• **The problem**
Select every line below containing the word "الله".

--- start Task input ---

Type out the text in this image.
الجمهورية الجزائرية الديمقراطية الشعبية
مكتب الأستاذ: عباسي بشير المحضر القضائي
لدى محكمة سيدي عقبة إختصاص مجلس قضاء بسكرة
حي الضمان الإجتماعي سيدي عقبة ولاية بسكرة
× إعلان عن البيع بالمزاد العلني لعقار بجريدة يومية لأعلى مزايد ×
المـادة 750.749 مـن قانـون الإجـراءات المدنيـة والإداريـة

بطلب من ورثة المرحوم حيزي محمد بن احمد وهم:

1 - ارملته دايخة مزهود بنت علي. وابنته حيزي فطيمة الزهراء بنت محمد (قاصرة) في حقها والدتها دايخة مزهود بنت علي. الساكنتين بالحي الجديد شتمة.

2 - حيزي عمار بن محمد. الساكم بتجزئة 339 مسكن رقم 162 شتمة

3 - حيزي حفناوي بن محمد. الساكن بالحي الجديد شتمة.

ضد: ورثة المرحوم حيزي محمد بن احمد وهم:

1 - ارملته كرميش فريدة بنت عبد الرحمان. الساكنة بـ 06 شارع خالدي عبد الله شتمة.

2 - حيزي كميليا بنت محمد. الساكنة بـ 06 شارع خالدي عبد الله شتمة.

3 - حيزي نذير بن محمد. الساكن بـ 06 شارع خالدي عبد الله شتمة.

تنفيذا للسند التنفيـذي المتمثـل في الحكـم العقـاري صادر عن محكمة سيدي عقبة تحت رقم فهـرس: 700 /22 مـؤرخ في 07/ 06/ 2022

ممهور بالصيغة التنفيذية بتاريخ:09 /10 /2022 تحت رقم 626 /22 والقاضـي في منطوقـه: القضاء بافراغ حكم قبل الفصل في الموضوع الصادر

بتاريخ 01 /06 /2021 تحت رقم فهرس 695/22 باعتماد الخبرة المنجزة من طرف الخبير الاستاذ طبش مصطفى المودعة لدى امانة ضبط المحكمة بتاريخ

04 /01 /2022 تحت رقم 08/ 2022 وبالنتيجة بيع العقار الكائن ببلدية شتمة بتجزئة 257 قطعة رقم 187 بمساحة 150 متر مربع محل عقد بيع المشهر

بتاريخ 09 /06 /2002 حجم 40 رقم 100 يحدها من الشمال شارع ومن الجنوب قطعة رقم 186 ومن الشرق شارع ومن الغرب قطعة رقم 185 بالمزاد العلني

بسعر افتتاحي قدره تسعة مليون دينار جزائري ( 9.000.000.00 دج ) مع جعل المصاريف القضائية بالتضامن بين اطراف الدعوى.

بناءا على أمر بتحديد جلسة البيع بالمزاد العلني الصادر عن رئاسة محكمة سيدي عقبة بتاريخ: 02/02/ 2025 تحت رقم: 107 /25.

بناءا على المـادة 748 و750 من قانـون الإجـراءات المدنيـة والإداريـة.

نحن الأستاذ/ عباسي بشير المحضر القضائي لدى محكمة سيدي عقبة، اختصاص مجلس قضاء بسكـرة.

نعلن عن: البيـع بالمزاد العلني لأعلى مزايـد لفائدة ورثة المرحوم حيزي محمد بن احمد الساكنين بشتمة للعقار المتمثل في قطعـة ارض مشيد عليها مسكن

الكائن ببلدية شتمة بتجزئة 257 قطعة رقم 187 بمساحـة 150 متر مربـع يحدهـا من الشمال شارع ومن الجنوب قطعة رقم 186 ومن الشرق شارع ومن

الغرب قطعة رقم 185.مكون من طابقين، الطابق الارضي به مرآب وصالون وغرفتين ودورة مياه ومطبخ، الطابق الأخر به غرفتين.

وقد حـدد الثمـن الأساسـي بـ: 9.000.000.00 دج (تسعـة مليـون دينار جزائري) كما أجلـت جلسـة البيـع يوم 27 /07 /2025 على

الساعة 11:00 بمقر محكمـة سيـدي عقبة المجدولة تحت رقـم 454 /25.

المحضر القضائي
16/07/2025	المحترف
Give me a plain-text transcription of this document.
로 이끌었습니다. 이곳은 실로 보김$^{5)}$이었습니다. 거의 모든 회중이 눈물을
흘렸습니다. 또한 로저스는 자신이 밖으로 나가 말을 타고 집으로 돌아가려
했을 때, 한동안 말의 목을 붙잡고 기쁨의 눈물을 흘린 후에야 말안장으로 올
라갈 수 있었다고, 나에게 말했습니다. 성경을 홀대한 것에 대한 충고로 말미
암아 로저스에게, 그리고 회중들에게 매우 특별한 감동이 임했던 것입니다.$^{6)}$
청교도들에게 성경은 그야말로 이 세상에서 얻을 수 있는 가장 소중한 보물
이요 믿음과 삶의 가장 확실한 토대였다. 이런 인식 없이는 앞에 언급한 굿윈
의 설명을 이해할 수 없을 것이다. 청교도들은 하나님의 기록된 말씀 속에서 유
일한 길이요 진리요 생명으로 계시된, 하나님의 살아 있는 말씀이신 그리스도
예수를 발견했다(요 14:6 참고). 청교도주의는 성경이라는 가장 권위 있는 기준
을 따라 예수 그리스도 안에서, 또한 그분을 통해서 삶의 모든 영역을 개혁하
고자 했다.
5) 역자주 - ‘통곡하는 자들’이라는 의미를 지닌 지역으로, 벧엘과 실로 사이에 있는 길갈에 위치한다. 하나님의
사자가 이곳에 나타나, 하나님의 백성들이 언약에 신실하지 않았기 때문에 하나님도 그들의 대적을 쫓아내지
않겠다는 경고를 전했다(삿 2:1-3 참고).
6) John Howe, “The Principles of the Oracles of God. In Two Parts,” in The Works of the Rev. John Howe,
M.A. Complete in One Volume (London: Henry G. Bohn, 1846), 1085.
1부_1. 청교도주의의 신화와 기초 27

--- end Task input ---

• **Full output**
1 - ارملته كرميش فريدة بنت عبد الرحمان. الساكنة بـ 06 شارع خالدي عبد الله شتمة.
2 - حيزي كميليا بنت محمد. الساكنة بـ 06 شارع خالدي عبد الله شتمة.
3 - حيزي نذير بن محمد. الساكن بـ 06 شارع خالدي عبد الله شتمة.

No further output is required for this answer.